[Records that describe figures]
──────

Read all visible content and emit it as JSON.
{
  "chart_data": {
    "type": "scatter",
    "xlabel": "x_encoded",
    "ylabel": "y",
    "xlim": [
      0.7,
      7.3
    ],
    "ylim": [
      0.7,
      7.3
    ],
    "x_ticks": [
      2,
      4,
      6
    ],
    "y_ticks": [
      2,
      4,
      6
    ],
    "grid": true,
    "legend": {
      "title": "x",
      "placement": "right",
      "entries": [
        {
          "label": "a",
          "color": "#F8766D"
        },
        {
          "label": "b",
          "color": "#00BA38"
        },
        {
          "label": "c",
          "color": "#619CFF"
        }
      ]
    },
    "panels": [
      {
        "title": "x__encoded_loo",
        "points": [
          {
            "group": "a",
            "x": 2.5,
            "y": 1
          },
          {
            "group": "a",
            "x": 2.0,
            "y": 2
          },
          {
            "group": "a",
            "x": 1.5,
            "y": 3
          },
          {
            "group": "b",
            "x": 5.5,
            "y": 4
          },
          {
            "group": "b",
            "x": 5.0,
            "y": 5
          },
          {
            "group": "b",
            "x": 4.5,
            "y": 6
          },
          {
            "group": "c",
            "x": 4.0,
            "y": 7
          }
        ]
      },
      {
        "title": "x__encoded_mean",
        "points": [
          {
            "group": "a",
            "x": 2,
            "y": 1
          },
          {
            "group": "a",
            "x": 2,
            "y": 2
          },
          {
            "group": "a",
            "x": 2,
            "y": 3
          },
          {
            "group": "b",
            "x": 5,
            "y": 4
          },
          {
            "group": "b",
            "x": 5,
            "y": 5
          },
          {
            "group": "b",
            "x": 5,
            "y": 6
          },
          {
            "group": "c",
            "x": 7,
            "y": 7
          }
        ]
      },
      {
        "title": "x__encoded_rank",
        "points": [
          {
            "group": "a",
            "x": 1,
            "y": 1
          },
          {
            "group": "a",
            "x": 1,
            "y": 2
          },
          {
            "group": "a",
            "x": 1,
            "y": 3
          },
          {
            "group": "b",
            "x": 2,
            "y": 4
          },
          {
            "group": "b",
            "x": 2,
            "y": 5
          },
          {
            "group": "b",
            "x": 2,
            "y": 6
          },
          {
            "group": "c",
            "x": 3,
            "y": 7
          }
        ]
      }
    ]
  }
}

──────

• **What you are asked to do**
Find the word "color" and list each line it appears in.

• **Exercise answer**
          "color": "#F8766D"
          "color": "#00BA38"
          "color": "#619CFF"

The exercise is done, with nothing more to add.